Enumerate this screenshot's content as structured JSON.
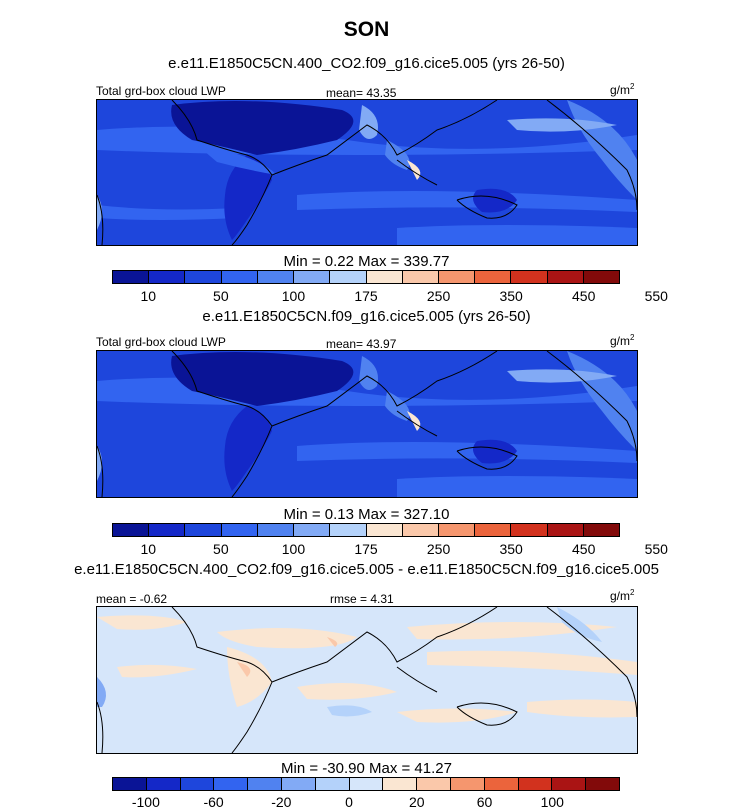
{
  "title": "SON",
  "panels": [
    {
      "title": "e.e11.E1850C5CN.400_CO2.f09_g16.cice5.005 (yrs 26-50)",
      "left_label": "Total grd-box cloud LWP",
      "center_label": "mean=  43.35",
      "units": "g/m",
      "units_sup": "2",
      "minmax": "Min =   0.22 Max = 339.77",
      "colors": [
        "#0a1496",
        "#1428c8",
        "#1e46dc",
        "#3264f0",
        "#5082f0",
        "#82aaf5",
        "#b4d2fa",
        "#fae6d2",
        "#fac8aa",
        "#f5966e",
        "#eb643c",
        "#d2321e",
        "#aa1414",
        "#820a0a"
      ],
      "ticks": [
        "10",
        "50",
        "100",
        "175",
        "250",
        "350",
        "450",
        "550"
      ]
    },
    {
      "title": "e.e11.E1850C5CN.f09_g16.cice5.005 (yrs 26-50)",
      "left_label": "Total grd-box cloud LWP",
      "center_label": "mean=  43.97",
      "units": "g/m",
      "units_sup": "2",
      "minmax": "Min =   0.13 Max = 327.10",
      "colors": [
        "#0a1496",
        "#1428c8",
        "#1e46dc",
        "#3264f0",
        "#5082f0",
        "#82aaf5",
        "#b4d2fa",
        "#fae6d2",
        "#fac8aa",
        "#f5966e",
        "#eb643c",
        "#d2321e",
        "#aa1414",
        "#820a0a"
      ],
      "ticks": [
        "10",
        "50",
        "100",
        "175",
        "250",
        "350",
        "450",
        "550"
      ]
    },
    {
      "title": "e.e11.E1850C5CN.400_CO2.f09_g16.cice5.005 - e.e11.E1850C5CN.f09_g16.cice5.005",
      "left_label": "mean =  -0.62",
      "center_label": "rmse =   4.31",
      "units": "g/m",
      "units_sup": "2",
      "minmax": "Min = -30.90 Max =  41.27",
      "colors": [
        "#0a1496",
        "#1428c8",
        "#1e46dc",
        "#3264f0",
        "#5082f0",
        "#82aaf5",
        "#b4d2fa",
        "#d6e6fa",
        "#fae6d2",
        "#fac8aa",
        "#f5966e",
        "#eb643c",
        "#d2321e",
        "#aa1414",
        "#820a0a"
      ],
      "ticks": [
        "-100",
        "-60",
        "-20",
        "0",
        "20",
        "60",
        "100"
      ]
    }
  ]
}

----------

__Exercise description__
Search the preceding listing for the word "minmax" and pull out every line that holds it.

__Answer__
      "minmax": "Min =   0.22 Max = 339.77",
      "minmax": "Min =   0.13 Max = 327.10",
      "minmax": "Min = -30.90 Max =  41.27",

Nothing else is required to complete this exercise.